- **Task**: Pick out each line with the word "Cell" from the material that follows.

- **Input**:
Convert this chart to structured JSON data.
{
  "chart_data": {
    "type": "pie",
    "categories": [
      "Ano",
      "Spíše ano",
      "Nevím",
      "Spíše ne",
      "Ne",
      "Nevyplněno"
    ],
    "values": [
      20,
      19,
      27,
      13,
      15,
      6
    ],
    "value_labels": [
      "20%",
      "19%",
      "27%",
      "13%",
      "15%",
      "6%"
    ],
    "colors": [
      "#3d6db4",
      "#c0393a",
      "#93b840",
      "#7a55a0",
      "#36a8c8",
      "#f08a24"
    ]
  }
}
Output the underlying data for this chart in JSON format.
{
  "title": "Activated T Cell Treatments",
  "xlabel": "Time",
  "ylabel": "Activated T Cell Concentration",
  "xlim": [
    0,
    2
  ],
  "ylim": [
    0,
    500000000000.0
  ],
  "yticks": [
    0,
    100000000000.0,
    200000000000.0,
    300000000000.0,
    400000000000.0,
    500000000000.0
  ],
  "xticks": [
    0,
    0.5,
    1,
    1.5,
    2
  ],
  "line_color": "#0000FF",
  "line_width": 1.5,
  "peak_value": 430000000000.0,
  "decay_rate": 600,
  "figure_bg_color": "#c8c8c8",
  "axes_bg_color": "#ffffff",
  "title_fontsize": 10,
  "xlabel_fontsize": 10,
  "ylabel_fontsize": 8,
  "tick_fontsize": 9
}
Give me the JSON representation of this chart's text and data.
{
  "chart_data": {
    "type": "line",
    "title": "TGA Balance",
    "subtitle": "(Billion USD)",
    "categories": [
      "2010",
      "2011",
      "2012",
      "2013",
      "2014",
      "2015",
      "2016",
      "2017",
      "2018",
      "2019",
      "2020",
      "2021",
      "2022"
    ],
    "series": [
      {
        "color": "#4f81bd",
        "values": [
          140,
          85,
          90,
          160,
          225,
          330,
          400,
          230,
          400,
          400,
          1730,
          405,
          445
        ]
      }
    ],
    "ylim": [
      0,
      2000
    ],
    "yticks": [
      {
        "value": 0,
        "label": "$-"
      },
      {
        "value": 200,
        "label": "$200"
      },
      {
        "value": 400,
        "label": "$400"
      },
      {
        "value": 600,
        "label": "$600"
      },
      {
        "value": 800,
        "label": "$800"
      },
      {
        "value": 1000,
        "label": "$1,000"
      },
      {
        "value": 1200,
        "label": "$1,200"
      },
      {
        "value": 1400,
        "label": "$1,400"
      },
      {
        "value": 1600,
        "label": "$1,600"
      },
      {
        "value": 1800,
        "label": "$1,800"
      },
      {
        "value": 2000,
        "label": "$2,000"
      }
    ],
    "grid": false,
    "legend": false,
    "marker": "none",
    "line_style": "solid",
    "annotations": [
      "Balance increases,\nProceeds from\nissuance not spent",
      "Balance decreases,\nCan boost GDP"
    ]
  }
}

- **Result of the exercise**:
  "title": "Activated T Cell Treatments",
  "ylabel": "Activated T Cell Concentration",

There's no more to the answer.